Northern Border Pipeline entered into a $175 million three-year credit agreement (2002 Pipeline Credit Agreement) with certain financial institutions in May 2002.  The 2002 Pipeline Credit Agreement replaced a previous credit agreement.  The 2002 Pipeline Credit Agreement is to be used to refinance existing indebtedness and for general business purposes.  At December 31, 2002, $89 million was outstanding under the 2002 Pipeline Credit Agreement at an average interest rate of 2.05%.  The 2002 Pipeline Credit Agreement requires the maintenance of a ratio of EBITDA (net income plus interest expense, income taxes and depreciation and amortization) to interest expense of greater than 3 to 1.  The 2002 Pipeline Credit Agreement also requires the maintenance of a ratio of indebtedness to EBITDA to be no more than 4.5 to 1.  At December 31, 2002, Northern Border Pipeline was in compliance with these covenants.

 

At December 31, 2002, Northern Border Pipeline had outstanding $65 million of Series D Senior Notes issued in a $250 million private placement under a July 1992 note purchase agreement.  The Series D Senior Notes mature in August 2003.  Northern Border Pipeline anticipates borrowing under the 2002 Pipeline Credit Agreement to repay the Series D Senior Notes.

Dataset records »

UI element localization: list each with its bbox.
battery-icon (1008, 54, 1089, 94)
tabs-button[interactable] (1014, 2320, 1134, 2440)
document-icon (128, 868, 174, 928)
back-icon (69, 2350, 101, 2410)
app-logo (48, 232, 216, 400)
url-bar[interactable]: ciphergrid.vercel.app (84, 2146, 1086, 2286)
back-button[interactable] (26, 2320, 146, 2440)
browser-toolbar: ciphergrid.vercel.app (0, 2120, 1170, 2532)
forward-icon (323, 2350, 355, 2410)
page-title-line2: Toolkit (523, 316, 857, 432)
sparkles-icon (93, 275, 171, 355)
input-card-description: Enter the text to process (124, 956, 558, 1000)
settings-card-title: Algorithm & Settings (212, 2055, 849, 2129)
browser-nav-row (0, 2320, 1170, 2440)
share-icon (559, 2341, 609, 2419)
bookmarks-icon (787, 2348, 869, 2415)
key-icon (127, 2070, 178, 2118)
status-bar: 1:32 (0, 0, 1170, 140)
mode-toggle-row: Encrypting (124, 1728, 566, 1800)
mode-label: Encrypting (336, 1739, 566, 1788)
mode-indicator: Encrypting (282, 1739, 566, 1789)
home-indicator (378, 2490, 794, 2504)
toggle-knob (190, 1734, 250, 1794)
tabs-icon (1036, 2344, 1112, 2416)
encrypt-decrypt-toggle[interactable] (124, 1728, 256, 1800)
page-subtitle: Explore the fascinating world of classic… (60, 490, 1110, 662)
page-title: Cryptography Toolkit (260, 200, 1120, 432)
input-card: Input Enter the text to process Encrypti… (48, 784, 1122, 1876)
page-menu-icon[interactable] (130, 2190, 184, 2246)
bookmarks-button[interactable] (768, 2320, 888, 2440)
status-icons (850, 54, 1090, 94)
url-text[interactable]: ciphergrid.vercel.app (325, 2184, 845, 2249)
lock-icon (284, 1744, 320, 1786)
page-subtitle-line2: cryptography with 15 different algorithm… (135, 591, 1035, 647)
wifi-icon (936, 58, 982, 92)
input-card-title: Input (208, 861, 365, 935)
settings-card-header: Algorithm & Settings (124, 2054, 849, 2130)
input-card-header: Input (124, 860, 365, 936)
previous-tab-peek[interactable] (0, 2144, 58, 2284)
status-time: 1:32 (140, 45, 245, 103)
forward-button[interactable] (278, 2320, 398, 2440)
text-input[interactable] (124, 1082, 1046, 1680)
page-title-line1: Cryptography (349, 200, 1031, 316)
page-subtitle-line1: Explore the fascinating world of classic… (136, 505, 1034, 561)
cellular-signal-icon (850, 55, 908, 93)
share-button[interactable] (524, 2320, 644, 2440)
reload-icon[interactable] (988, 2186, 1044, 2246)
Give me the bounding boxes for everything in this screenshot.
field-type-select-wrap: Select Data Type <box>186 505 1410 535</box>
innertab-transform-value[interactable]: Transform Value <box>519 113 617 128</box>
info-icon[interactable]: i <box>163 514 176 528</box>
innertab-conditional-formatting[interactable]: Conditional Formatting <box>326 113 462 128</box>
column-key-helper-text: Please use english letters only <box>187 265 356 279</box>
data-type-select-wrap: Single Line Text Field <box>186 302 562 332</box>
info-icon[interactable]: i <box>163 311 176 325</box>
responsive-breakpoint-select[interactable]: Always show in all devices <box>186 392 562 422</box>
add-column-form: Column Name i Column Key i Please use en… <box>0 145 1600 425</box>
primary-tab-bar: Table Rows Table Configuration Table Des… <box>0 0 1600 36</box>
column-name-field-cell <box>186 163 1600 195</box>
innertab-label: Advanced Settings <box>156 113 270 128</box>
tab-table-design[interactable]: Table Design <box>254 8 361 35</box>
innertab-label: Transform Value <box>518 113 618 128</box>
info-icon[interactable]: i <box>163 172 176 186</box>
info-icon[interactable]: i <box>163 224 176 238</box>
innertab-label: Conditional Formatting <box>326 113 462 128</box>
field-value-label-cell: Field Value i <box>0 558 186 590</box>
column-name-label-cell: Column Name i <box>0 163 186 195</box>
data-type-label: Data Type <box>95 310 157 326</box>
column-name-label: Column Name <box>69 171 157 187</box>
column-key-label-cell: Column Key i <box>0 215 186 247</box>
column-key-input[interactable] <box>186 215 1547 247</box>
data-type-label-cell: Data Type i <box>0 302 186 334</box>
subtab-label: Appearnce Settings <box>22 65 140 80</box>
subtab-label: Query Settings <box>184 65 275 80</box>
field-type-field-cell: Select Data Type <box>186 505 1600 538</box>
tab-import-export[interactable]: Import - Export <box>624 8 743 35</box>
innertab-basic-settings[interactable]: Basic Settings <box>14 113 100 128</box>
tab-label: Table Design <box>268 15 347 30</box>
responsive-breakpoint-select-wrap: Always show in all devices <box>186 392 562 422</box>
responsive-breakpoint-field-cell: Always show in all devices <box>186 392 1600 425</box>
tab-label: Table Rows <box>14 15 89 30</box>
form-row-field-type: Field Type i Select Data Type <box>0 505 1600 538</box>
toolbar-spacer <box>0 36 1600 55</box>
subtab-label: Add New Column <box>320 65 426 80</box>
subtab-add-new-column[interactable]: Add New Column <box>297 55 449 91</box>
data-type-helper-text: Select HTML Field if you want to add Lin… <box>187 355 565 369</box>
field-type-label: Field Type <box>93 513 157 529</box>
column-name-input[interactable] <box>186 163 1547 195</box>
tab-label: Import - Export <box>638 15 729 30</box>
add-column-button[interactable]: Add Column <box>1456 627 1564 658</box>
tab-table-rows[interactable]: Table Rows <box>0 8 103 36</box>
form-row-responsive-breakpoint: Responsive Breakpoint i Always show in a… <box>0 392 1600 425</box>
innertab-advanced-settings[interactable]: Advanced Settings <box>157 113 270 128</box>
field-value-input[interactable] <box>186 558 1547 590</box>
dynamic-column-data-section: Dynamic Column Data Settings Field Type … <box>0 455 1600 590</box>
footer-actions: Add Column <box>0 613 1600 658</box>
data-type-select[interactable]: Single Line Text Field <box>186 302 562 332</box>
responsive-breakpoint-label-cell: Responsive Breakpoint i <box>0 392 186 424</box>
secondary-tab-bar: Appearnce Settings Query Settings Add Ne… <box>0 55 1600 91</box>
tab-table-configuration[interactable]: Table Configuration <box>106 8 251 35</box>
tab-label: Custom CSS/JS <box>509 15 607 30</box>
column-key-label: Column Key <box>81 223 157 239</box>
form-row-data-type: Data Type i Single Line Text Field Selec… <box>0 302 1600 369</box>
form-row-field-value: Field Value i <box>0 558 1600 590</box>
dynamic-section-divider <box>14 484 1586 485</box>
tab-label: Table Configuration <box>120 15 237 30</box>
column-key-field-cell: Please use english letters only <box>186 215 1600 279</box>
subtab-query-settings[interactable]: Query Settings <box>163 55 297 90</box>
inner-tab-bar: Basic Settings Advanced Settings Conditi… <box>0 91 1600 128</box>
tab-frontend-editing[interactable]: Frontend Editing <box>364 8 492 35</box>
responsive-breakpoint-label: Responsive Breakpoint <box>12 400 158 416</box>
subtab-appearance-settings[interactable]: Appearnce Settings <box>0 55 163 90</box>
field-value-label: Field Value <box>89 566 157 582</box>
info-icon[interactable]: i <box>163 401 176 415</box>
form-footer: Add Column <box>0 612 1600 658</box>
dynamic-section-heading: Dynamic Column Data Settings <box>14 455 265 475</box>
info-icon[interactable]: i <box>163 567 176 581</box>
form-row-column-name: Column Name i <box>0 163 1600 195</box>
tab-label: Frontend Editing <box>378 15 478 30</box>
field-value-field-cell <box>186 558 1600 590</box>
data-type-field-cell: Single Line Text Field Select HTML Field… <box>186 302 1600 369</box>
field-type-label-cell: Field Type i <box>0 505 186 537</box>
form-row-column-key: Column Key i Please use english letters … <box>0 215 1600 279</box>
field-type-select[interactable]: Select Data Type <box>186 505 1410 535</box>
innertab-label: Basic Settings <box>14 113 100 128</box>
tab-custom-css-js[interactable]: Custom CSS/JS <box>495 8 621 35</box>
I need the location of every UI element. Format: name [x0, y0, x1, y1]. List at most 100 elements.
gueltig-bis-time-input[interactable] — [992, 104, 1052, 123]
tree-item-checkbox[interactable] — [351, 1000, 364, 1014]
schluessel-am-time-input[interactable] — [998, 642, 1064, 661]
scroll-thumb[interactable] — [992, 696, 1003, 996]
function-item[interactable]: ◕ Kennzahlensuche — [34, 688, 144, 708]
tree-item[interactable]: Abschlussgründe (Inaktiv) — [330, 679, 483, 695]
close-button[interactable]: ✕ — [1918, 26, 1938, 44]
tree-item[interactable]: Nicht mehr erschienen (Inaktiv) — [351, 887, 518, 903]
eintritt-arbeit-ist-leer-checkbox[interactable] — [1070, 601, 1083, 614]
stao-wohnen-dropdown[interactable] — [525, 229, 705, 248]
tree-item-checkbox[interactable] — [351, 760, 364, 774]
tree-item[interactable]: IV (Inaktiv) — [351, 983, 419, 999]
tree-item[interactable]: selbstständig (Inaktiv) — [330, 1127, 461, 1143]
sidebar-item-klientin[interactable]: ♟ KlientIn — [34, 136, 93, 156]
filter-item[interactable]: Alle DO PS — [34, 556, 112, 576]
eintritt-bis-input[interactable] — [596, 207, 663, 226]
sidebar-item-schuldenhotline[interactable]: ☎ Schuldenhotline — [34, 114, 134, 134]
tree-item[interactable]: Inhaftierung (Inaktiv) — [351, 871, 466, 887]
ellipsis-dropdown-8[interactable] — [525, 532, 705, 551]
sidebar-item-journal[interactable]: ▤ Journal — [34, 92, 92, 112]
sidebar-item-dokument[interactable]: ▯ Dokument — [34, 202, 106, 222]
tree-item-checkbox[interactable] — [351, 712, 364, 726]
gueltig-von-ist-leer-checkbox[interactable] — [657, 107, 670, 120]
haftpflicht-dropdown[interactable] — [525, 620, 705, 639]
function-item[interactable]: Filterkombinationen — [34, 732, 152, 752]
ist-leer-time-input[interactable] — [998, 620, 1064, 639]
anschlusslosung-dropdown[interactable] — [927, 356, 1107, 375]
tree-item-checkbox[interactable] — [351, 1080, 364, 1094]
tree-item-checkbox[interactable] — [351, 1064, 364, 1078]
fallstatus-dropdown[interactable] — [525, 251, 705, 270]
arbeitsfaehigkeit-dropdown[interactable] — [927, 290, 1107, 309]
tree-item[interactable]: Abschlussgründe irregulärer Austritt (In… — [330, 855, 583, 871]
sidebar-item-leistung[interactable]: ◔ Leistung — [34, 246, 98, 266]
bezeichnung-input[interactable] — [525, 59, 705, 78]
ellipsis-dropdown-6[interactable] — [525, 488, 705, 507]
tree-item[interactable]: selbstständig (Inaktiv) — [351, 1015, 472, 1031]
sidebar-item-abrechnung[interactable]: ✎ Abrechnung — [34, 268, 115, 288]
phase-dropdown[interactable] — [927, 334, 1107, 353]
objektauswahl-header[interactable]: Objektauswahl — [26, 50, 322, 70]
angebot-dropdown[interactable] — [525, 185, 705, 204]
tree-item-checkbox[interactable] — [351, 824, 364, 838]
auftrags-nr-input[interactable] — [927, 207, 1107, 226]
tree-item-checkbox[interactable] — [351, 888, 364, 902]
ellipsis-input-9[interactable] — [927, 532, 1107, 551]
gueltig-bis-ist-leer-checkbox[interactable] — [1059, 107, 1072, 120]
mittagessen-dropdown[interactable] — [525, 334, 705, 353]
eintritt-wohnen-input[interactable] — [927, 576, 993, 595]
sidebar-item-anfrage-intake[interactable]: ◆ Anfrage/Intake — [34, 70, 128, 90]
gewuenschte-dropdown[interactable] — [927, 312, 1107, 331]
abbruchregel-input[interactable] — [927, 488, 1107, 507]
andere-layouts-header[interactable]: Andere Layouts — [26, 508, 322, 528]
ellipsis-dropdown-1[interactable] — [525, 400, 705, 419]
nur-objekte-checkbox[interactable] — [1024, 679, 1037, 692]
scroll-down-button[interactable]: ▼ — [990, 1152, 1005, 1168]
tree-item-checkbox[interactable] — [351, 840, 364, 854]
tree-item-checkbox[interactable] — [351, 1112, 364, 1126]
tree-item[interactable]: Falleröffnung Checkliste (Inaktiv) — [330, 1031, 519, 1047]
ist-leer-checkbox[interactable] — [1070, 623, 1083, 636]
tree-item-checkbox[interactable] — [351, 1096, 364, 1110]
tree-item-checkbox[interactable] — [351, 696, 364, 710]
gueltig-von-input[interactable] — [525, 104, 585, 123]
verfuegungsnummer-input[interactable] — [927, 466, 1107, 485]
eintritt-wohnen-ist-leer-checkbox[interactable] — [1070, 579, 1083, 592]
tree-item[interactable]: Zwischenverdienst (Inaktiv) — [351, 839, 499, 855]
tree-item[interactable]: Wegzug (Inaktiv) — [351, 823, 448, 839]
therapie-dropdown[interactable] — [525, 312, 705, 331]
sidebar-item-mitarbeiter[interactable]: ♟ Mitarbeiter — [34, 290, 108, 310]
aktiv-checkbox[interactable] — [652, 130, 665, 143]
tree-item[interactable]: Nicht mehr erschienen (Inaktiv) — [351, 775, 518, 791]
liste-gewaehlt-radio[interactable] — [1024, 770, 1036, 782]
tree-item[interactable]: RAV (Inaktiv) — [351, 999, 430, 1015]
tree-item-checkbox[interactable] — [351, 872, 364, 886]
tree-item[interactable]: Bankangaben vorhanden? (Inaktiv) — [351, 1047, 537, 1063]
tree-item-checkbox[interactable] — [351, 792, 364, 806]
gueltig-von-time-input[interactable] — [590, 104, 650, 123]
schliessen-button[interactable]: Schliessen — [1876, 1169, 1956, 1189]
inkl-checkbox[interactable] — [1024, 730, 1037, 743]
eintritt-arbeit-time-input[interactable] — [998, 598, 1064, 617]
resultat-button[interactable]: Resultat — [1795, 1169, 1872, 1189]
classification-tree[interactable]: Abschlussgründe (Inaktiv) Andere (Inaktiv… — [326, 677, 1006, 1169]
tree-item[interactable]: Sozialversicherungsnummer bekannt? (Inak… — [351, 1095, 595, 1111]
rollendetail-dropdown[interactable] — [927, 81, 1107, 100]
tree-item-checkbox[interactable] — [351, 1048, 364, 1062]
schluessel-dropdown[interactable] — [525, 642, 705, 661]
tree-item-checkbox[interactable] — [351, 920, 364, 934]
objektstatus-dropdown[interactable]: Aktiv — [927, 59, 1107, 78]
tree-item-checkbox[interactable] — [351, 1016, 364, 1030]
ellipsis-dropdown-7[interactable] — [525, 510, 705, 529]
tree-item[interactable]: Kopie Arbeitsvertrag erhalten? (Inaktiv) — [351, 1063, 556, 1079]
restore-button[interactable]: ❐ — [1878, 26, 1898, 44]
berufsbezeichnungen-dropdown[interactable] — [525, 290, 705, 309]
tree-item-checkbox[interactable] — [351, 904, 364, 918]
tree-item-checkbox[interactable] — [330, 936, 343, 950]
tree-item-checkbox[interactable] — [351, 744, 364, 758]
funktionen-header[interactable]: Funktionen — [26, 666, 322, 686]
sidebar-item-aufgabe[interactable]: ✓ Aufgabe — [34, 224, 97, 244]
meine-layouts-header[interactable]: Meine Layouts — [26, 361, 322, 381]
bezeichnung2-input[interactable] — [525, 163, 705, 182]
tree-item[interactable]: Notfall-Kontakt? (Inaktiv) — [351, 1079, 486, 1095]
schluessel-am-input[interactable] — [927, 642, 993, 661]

Challenges »
1. Retype the Northern Border Pipeline passage word for word, in full.
2. Echo the entries word for word, starting at their first line and ending at the line containing "back-button[interactable] (26, 2320, 146, 2440)", both included.
The passage about Northern Border Pipeline's debt and the entries have nothing to do with each other.

Results of the tasks »
1.
Northern Border Pipeline entered into a $175 million three-year credit agreement (2002 Pipeline Credit Agreement) with certain financial institutions in May 2002.  The 2002 Pipeline Credit Agreement replaced a previous credit agreement.  The 2002 Pipeline Credit Agreement is to be used to refinance existing indebtedness and for general business purposes.  At December 31, 2002, $89 million was outstanding under the 2002 Pipeline Credit Agreement at an average interest rate of 2.05%.  The 2002 Pipeline Credit Agreement requires the maintenance of a ratio of EBITDA (net income plus interest expense, income taxes and depreciation and amortization) to interest expense of greater than 3 to 1.  The 2002 Pipeline Credit Agreement also requires the maintenance of a ratio of indebtedness to EBITDA to be no more than 4.5 to 1.  At December 31, 2002, Northern Border Pipeline was in compliance with these covenants.

 

At December 31, 2002, Northern Border Pipeline had outstanding $65 million of Series D Senior Notes issued in a $250 million private placement under a July 1992 note purchase agreement.  The Series D Senior Notes mature in August 2003.  Northern Border Pipeline anticipates borrowing under the 2002 Pipeline Credit Agreement to repay the Series D Senior Notes.

2.
UI element localization: list each with its bbox.
battery-icon (1008, 54, 1089, 94)
tabs-button[interactable] (1014, 2320, 1134, 2440)
document-icon (128, 868, 174, 928)
back-icon (69, 2350, 101, 2410)
app-logo (48, 232, 216, 400)
url-bar[interactable]: ciphergrid.vercel.app (84, 2146, 1086, 2286)
back-button[interactable] (26, 2320, 146, 2440)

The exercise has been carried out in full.